Stored data entries:
--------

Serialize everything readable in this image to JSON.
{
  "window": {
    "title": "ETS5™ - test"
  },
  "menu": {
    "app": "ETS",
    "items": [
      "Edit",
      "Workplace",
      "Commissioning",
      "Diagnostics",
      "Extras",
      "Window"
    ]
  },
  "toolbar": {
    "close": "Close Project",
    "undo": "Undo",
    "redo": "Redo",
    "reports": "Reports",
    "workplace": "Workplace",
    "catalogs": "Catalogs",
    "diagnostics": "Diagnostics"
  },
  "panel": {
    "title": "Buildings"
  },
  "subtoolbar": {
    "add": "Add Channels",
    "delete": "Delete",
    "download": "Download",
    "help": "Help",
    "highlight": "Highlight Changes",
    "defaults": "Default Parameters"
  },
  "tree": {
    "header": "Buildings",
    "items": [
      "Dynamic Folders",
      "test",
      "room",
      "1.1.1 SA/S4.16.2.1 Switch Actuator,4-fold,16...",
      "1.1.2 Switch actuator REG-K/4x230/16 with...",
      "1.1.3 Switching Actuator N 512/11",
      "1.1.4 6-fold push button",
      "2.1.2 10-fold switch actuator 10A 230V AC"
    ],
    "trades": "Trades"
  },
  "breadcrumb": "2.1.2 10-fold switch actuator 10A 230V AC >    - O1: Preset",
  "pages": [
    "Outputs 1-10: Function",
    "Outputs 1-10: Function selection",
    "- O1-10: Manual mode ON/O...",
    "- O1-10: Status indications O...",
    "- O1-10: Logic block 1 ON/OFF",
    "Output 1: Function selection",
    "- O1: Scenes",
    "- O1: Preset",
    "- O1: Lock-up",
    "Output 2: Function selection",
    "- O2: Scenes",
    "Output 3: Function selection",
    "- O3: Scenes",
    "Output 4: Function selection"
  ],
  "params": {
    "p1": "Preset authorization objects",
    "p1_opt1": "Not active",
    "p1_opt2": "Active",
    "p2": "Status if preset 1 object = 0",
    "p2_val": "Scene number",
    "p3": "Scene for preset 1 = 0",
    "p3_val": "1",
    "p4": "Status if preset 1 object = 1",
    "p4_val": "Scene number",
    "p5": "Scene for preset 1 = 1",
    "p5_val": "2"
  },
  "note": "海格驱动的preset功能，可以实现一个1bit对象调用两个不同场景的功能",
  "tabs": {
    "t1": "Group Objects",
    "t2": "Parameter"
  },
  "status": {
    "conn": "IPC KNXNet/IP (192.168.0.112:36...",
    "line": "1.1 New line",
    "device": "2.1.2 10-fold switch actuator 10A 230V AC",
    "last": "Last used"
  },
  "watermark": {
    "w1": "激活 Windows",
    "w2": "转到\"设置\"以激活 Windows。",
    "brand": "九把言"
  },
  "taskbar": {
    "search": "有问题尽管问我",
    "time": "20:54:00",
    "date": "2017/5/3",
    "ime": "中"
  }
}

--------

WHAT NEEDS TO BE DONE:
Scan the records for the string "selection". Copy each line in which it appears.

RESULT OF THE TASK:
    "Outputs 1-10: Function selection",
    "Output 1: Function selection",
    "Output 2: Function selection",
    "Output 3: Function selection",
    "Output 4: Function selection"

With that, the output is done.